* Begin Recorded data *
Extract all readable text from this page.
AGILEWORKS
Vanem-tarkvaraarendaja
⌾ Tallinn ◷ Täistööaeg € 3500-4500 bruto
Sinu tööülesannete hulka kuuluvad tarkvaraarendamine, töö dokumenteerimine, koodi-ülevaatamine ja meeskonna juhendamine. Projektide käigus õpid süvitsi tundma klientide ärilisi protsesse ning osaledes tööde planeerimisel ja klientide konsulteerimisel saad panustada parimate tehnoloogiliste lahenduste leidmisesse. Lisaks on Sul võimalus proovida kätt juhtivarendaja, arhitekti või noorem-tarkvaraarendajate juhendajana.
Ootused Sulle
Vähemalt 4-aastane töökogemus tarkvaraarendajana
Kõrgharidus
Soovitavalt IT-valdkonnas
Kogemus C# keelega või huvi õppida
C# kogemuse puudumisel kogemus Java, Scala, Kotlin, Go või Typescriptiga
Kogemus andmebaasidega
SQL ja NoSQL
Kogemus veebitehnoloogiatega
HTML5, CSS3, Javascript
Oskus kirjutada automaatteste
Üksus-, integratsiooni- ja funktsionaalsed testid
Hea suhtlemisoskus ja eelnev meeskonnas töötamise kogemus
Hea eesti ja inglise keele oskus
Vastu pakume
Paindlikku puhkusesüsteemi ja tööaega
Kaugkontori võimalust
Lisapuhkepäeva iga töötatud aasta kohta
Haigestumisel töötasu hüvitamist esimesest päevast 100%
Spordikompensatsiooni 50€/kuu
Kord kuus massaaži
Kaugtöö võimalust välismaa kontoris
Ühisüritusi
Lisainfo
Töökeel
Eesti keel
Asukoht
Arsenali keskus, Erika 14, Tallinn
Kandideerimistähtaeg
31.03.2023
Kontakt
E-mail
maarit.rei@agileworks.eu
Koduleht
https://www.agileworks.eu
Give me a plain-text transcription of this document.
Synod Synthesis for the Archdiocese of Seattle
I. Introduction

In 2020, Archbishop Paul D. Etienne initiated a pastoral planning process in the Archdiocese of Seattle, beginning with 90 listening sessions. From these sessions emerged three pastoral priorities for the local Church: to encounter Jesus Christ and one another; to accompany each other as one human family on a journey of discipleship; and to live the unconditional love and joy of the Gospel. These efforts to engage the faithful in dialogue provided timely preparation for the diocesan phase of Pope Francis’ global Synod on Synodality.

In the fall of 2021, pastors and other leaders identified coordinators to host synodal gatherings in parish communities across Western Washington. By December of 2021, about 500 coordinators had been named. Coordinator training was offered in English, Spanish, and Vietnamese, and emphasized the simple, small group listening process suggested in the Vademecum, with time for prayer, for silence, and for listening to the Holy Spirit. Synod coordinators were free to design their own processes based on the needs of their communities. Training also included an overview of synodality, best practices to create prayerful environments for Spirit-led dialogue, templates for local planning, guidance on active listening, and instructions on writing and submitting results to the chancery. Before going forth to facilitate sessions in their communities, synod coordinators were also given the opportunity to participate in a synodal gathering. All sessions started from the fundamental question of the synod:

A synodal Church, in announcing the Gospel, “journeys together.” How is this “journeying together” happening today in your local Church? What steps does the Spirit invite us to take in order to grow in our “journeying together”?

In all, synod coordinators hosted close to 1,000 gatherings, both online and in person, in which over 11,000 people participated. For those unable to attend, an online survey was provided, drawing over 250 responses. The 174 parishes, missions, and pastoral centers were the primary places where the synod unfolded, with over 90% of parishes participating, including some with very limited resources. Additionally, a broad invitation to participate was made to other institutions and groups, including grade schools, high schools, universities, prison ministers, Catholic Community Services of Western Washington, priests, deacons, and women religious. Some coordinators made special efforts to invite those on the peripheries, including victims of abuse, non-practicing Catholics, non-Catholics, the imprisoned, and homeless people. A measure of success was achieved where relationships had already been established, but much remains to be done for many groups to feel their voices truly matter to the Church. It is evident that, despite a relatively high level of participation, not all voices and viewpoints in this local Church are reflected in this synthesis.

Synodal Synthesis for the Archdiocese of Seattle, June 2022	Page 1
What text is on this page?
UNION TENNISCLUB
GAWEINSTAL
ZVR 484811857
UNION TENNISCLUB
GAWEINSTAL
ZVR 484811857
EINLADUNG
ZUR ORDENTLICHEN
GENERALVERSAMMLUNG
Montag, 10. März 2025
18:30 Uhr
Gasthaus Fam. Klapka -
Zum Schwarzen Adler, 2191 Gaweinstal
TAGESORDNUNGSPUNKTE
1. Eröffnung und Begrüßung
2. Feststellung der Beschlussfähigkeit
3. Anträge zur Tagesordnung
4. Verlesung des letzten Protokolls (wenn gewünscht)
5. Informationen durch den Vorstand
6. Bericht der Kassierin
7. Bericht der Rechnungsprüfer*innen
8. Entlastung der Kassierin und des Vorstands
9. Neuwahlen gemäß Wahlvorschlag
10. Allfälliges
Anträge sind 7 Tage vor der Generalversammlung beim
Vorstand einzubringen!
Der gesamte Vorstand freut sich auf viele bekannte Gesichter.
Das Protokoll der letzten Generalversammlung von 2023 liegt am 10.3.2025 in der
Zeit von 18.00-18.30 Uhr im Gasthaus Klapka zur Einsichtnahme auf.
* End Recorded data *
What to do ::
All of the data shown above must be copied exactly.

Correct answer ::
Extract all readable text from this page.
AGILEWORKS
Vanem-tarkvaraarendaja
⌾ Tallinn ◷ Täistööaeg € 3500-4500 bruto
Sinu tööülesannete hulka kuuluvad tarkvaraarendamine, töö dokumenteerimine, koodi-ülevaatamine ja meeskonna juhendamine. Projektide käigus õpid süvitsi tundma klientide ärilisi protsesse ning osaledes tööde planeerimisel ja klientide konsulteerimisel saad panustada parimate tehnoloogiliste lahenduste leidmisesse. Lisaks on Sul võimalus proovida kätt juhtivarendaja, arhitekti või noorem-tarkvaraarendajate juhendajana.
Ootused Sulle
Vähemalt 4-aastane töökogemus tarkvaraarendajana
Kõrgharidus
Soovitavalt IT-valdkonnas
Kogemus C# keelega või huvi õppida
C# kogemuse puudumisel kogemus Java, Scala, Kotlin, Go või Typescriptiga
Kogemus andmebaasidega
SQL ja NoSQL
Kogemus veebitehnoloogiatega
HTML5, CSS3, Javascript
Oskus kirjutada automaatteste
Üksus-, integratsiooni- ja funktsionaalsed testid
Hea suhtlemisoskus ja eelnev meeskonnas töötamise kogemus
Hea eesti ja inglise keele oskus
Vastu pakume
Paindlikku puhkusesüsteemi ja tööaega
Kaugkontori võimalust
Lisapuhkepäeva iga töötatud aasta kohta
Haigestumisel töötasu hüvitamist esimesest päevast 100%
Spordikompensatsiooni 50€/kuu
Kord kuus massaaži
Kaugtöö võimalust välismaa kontoris
Ühisüritusi
Lisainfo
Töökeel
Eesti keel
Asukoht
Arsenali keskus, Erika 14, Tallinn
Kandideerimistähtaeg
31.03.2023
Kontakt
E-mail
maarit.rei@agileworks.eu
Koduleht
https://www.agileworks.eu
Give me a plain-text transcription of this document.
Synod Synthesis for the Archdiocese of Seattle
I. Introduction

In 2020, Archbishop Paul D. Etienne initiated a pastoral planning process in the Archdiocese of Seattle, beginning with 90 listening sessions. From these sessions emerged three pastoral priorities for the local Church: to encounter Jesus Christ and one another; to accompany each other as one human family on a journey of discipleship; and to live the unconditional love and joy of the Gospel. These efforts to engage the faithful in dialogue provided timely preparation for the diocesan phase of Pope Francis’ global Synod on Synodality.

In the fall of 2021, pastors and other leaders identified coordinators to host synodal gatherings in parish communities across Western Washington. By December of 2021, about 500 coordinators had been named. Coordinator training was offered in English, Spanish, and Vietnamese, and emphasized the simple, small group listening process suggested in the Vademecum, with time for prayer, for silence, and for listening to the Holy Spirit. Synod coordinators were free to design their own processes based on the needs of their communities. Training also included an overview of synodality, best practices to create prayerful environments for Spirit-led dialogue, templates for local planning, guidance on active listening, and instructions on writing and submitting results to the chancery. Before going forth to facilitate sessions in their communities, synod coordinators were also given the opportunity to participate in a synodal gathering. All sessions started from the fundamental question of the synod:

A synodal Church, in announcing the Gospel, “journeys together.” How is this “journeying together” happening today in your local Church? What steps does the Spirit invite us to take in order to grow in our “journeying together”?

In all, synod coordinators hosted close to 1,000 gatherings, both online and in person, in which over 11,000 people participated. For those unable to attend, an online survey was provided, drawing over 250 responses. The 174 parishes, missions, and pastoral centers were the primary places where the synod unfolded, with over 90% of parishes participating, including some with very limited resources. Additionally, a broad invitation to participate was made to other institutions and groups, including grade schools, high schools, universities, prison ministers, Catholic Community Services of Western Washington, priests, deacons, and women religious. Some coordinators made special efforts to invite those on the peripheries, including victims of abuse, non-practicing Catholics, non-Catholics, the imprisoned, and homeless people. A measure of success was achieved where relationships had already been established, but much remains to be done for many groups to feel their voices truly matter to the Church. It is evident that, despite a relatively high level of participation, not all voices and viewpoints in this local Church are reflected in this synthesis.

Synodal Synthesis for the Archdiocese of Seattle, June 2022	Page 1
What text is on this page?
UNION TENNISCLUB
GAWEINSTAL
ZVR 484811857
UNION TENNISCLUB
GAWEINSTAL
ZVR 484811857
EINLADUNG
ZUR ORDENTLICHEN
GENERALVERSAMMLUNG
Montag, 10. März 2025
18:30 Uhr
Gasthaus Fam. Klapka -
Zum Schwarzen Adler, 2191 Gaweinstal
TAGESORDNUNGSPUNKTE
1. Eröffnung und Begrüßung
2. Feststellung der Beschlussfähigkeit
3. Anträge zur Tagesordnung
4. Verlesung des letzten Protokolls (wenn gewünscht)
5. Informationen durch den Vorstand
6. Bericht der Kassierin
7. Bericht der Rechnungsprüfer*innen
8. Entlastung der Kassierin und des Vorstands
9. Neuwahlen gemäß Wahlvorschlag
10. Allfälliges
Anträge sind 7 Tage vor der Generalversammlung beim
Vorstand einzubringen!
Der gesamte Vorstand freut sich auf viele bekannte Gesichter.
Das Protokoll der letzten Generalversammlung von 2023 liegt am 10.3.2025 in der
Zeit von 18.00-18.30 Uhr im Gasthaus Klapka zur Einsichtnahme auf.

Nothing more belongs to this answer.